Your goal:
Each record must be retyped in full. No character may differ.

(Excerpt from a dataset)
◆ ◆ ◆ ◆ ◆ ◆ ◆

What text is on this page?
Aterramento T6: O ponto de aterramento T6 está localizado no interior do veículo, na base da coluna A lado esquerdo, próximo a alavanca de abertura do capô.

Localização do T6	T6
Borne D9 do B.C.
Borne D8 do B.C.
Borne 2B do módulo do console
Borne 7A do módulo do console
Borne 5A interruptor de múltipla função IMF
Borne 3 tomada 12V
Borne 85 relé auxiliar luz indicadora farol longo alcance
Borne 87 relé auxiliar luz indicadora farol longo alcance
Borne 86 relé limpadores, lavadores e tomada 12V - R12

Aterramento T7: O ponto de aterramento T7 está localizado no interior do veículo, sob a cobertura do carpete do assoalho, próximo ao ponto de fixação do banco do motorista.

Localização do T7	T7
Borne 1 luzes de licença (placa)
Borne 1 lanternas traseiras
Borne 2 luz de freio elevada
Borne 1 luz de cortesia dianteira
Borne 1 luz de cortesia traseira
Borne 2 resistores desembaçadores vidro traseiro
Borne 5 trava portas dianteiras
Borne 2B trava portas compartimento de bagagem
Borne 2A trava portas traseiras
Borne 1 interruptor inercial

◆ ◆ ◆ ◆ ◆ ◆ ◆

Reply:
What text is on this page?
Aterramento T6: O ponto de aterramento T6 está localizado no interior do veículo, na base da coluna A lado esquerdo, próximo a alavanca de abertura do capô.

Localização do T6	T6
Borne D9 do B.C.
Borne D8 do B.C.
Borne 2B do módulo do console
Borne 7A do módulo do console
Borne 5A interruptor de múltipla função IMF
Borne 3 tomada 12V
Borne 85 relé auxiliar luz indicadora farol longo alcance
Borne 87 relé auxiliar luz indicadora farol longo alcance
Borne 86 relé limpadores, lavadores e tomada 12V - R12

Aterramento T7: O ponto de aterramento T7 está localizado no interior do veículo, sob a cobertura do carpete do assoalho, próximo ao ponto de fixação do banco do motorista.

Localização do T7	T7
Borne 1 luzes de licença (placa)
Borne 1 lanternas traseiras
Borne 2 luz de freio elevada
Borne 1 luz de cortesia dianteira
Borne 1 luz de cortesia traseira
Borne 2 resistores desembaçadores vidro traseiro
Borne 5 trava portas dianteiras
Borne 2B trava portas compartimento de bagagem
Borne 2A trava portas traseiras
Borne 1 interruptor inercial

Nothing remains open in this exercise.